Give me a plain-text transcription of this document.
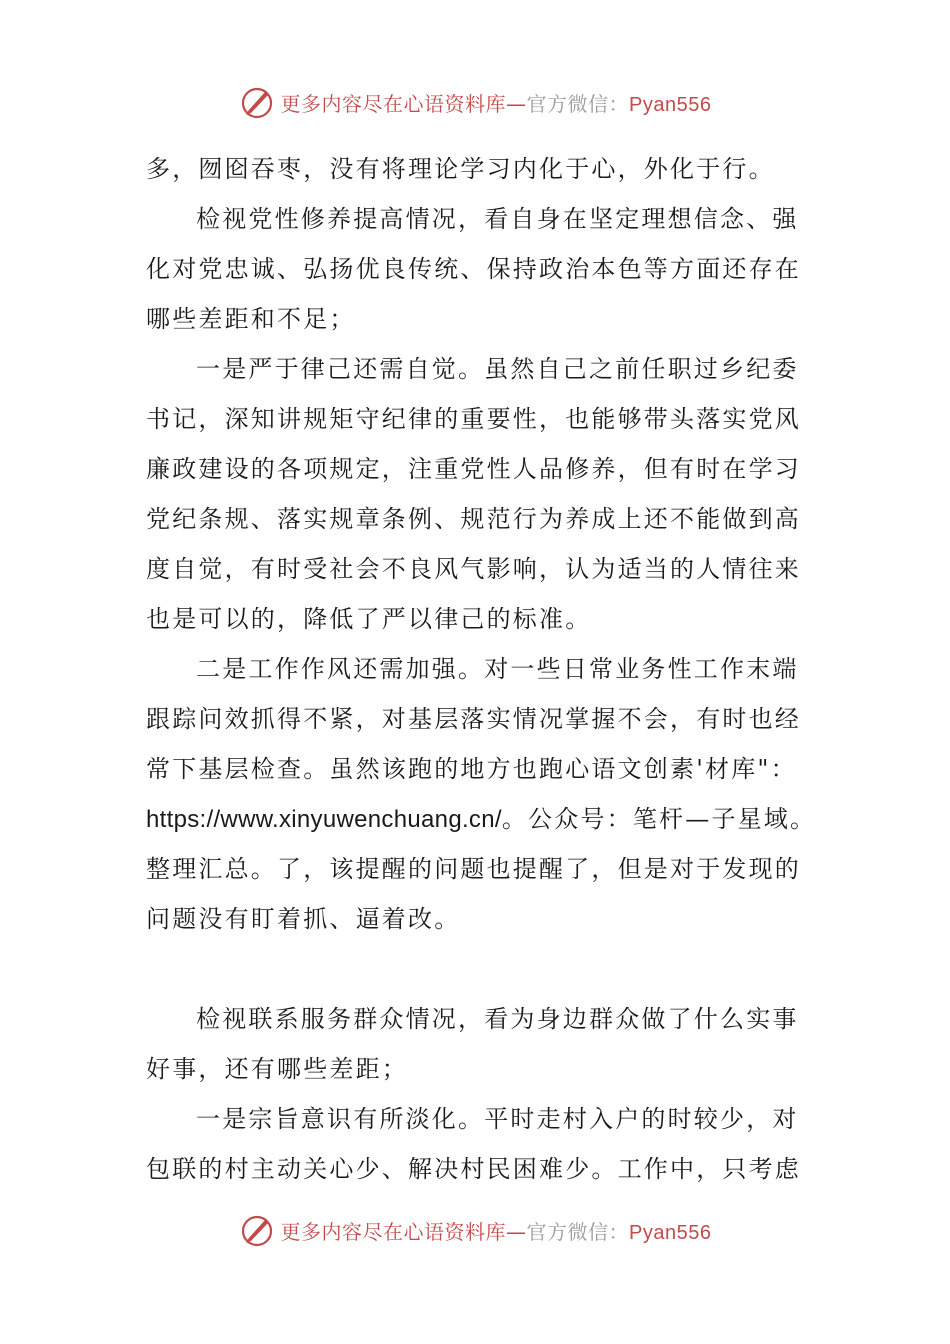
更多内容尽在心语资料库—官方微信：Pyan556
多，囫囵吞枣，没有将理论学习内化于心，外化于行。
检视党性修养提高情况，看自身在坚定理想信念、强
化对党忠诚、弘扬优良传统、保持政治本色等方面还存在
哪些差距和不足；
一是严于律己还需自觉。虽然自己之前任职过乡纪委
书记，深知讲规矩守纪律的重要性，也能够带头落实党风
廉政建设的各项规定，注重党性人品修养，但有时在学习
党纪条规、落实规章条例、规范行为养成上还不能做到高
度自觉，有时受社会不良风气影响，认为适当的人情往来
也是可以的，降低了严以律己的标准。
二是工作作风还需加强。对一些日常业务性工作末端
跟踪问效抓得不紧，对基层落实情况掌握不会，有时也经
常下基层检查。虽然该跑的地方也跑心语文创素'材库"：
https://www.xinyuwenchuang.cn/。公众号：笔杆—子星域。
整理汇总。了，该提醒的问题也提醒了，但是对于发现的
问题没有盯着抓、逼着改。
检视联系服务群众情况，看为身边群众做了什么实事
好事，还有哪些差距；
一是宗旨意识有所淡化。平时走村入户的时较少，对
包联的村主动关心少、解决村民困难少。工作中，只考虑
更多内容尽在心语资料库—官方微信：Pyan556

···

[Goal]
Without the images, write out each line of the data verbatim.

[Full output]
Give me a plain-text transcription of this document.
更多内容尽在心语资料库—官方微信：Pyan556
多，囫囵吞枣，没有将理论学习内化于心，外化于行。
检视党性修养提高情况，看自身在坚定理想信念、强
化对党忠诚、弘扬优良传统、保持政治本色等方面还存在
哪些差距和不足；
一是严于律己还需自觉。虽然自己之前任职过乡纪委
书记，深知讲规矩守纪律的重要性，也能够带头落实党风
廉政建设的各项规定，注重党性人品修养，但有时在学习
党纪条规、落实规章条例、规范行为养成上还不能做到高
度自觉，有时受社会不良风气影响，认为适当的人情往来
也是可以的，降低了严以律己的标准。
二是工作作风还需加强。对一些日常业务性工作末端
跟踪问效抓得不紧，对基层落实情况掌握不会，有时也经
常下基层检查。虽然该跑的地方也跑心语文创素'材库"：
https://www.xinyuwenchuang.cn/。公众号：笔杆—子星域。
整理汇总。了，该提醒的问题也提醒了，但是对于发现的
问题没有盯着抓、逼着改。
检视联系服务群众情况，看为身边群众做了什么实事
好事，还有哪些差距；
一是宗旨意识有所淡化。平时走村入户的时较少，对
包联的村主动关心少、解决村民困难少。工作中，只考虑
更多内容尽在心语资料库—官方微信：Pyan556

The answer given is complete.